(Goal)
Repeat the whole listing exactly.

---+---

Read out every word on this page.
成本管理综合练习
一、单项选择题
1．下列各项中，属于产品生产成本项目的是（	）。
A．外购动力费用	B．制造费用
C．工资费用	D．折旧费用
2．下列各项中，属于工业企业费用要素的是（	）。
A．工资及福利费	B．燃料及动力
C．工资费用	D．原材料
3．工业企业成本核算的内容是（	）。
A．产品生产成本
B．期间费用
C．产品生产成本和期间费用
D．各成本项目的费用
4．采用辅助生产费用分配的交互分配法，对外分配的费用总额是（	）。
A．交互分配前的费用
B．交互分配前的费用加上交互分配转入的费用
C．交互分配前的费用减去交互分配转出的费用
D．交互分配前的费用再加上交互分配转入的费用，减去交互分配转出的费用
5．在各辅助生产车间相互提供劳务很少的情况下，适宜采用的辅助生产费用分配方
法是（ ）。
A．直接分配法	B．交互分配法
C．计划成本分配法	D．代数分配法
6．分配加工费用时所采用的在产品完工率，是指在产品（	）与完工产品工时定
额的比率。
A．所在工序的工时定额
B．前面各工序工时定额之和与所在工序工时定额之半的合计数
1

---+---

(Written solution)
Read out every word on this page.
成本管理综合练习
一、单项选择题
1．下列各项中，属于产品生产成本项目的是（	）。
A．外购动力费用	B．制造费用
C．工资费用	D．折旧费用
2．下列各项中，属于工业企业费用要素的是（	）。
A．工资及福利费	B．燃料及动力
C．工资费用	D．原材料
3．工业企业成本核算的内容是（	）。
A．产品生产成本
B．期间费用
C．产品生产成本和期间费用
D．各成本项目的费用
4．采用辅助生产费用分配的交互分配法，对外分配的费用总额是（	）。
A．交互分配前的费用
B．交互分配前的费用加上交互分配转入的费用
C．交互分配前的费用减去交互分配转出的费用
D．交互分配前的费用再加上交互分配转入的费用，减去交互分配转出的费用
5．在各辅助生产车间相互提供劳务很少的情况下，适宜采用的辅助生产费用分配方
法是（ ）。
A．直接分配法	B．交互分配法
C．计划成本分配法	D．代数分配法
6．分配加工费用时所采用的在产品完工率，是指在产品（	）与完工产品工时定
额的比率。
A．所在工序的工时定额
B．前面各工序工时定额之和与所在工序工时定额之半的合计数
1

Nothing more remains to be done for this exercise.